▶ TEXT EXCERPT
■ ■ ■ ■ ■

Hi,
Occasionally a nvshmem prog fails to init; the more GPUs, the worse it gets. The error on stdout is:
src/comm/transports/ibrc/ibrc.cpp:516: non-zero status: 101 ibv_modify_qp failed
src/comm/transports/ibrc/ibrc.cpp:1425: non-zero status: 7 ep_connect failed
src/comm/transports/ibrc/ibrc.cpp:1490: non-zero status: 7 transport create connect failed
src/comm/transport.cpp:111: non-zero status: 7 endpoint connection failed
src/init/init.cpp:689: non-zero status: 7 nvshmem setup connections failed
src/coll/host/barrier.cpp:nvshmem_barrier_all:35: nvshmem initialization failed, exiting
The installed MLNX OFED is 5.0, and wonder if that could be the cause?
root@n001:~# modinfo nv_peer_mem
filename: /lib/modules/5.4.0-122-generic/updates/dkms/nv_peer_mem.ko
version: 1.3-0
license: Dual BSD/GPL
description: NVIDIA GPU memory plug-in
author: Yishai Hadas
srcversion: EEBE62BF9E5B1A64F1BD327
depends: ib_core,nvidia
retpoline: Y
name: nv_peer_mem
vermagic: 5.4.0-122-generic SMP mod_unload modversions
signat: PKCS#7
signer:
sig_key:
sig_hashalgo: md4
parm: enable_dbg:enable debug tracing (int)
root@n001:~# modinfo gdrdrv
filename: /lib/modules/5.4.0-122-generic/updates/dkms/gdrdrv.ko
version: 2.3
description: GDRCopy kernel-mode driver
license: MIT
author: drossetti@nvidia.com
srcversion: 236C99123346132C4D71397
depends: nv-p2p-dummy
retpoline: Y
name: gdrdrv
vermagic: 5.4.0-122-generic SMP mod_unload modversions
signat: PKCS#7
signer:
sig_key:
sig_hashalgo: md4
parm: dbg_enabled:enable debug tracing (int)
parm: info_enabled:enable info tracing (int)
Please advice!
Rgds,
Tor

■ ■ ■ ■ ■

▶ DATA ROWS

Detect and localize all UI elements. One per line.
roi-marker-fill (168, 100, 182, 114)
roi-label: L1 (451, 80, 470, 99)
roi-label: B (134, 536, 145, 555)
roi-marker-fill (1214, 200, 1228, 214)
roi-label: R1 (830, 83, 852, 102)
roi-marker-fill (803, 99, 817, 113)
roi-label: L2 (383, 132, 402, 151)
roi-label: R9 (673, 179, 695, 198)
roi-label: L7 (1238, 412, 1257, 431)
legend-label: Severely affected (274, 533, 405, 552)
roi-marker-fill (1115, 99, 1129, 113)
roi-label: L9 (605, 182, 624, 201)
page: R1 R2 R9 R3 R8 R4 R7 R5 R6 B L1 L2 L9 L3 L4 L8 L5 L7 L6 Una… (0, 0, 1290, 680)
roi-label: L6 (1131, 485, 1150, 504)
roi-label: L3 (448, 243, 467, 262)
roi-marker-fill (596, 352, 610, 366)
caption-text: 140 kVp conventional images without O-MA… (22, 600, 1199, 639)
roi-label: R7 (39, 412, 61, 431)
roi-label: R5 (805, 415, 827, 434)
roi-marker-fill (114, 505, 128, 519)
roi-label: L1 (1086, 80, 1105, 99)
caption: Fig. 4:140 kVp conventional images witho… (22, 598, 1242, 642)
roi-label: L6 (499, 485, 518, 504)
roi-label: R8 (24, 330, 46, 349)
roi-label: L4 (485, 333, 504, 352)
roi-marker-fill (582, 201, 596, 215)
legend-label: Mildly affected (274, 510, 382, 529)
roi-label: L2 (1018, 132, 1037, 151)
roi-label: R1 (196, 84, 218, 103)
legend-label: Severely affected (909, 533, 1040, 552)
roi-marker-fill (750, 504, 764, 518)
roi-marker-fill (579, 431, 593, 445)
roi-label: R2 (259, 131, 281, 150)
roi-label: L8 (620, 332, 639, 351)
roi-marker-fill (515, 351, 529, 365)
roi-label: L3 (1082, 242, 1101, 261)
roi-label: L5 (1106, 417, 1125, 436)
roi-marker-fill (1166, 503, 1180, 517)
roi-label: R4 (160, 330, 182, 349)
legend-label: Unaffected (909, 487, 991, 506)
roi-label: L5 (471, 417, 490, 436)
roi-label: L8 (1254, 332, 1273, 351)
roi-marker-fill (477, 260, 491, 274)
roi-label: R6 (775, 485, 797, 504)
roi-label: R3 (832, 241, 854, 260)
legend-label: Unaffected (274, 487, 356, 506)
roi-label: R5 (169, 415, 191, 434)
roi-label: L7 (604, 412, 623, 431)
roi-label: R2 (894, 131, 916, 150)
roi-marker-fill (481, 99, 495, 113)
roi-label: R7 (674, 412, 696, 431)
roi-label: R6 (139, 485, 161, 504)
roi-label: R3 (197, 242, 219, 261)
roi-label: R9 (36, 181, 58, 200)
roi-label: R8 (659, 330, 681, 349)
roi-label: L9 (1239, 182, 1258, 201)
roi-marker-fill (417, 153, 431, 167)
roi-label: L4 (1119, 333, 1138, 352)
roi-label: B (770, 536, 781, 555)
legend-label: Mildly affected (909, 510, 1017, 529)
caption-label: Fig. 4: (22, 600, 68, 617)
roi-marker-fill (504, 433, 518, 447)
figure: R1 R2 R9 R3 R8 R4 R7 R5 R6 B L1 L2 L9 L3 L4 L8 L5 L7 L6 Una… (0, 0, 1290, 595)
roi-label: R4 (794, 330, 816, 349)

■ ■ ■ ■ ■

▶ CHALLENGE
From the forum post about the NVSHMEM initialization failure, list every parameter name that appears on a "parm:" line of the modinfo output.

▶ PROBLEM SOLUTION
enable_dbg, dbg_enabled, info_enabled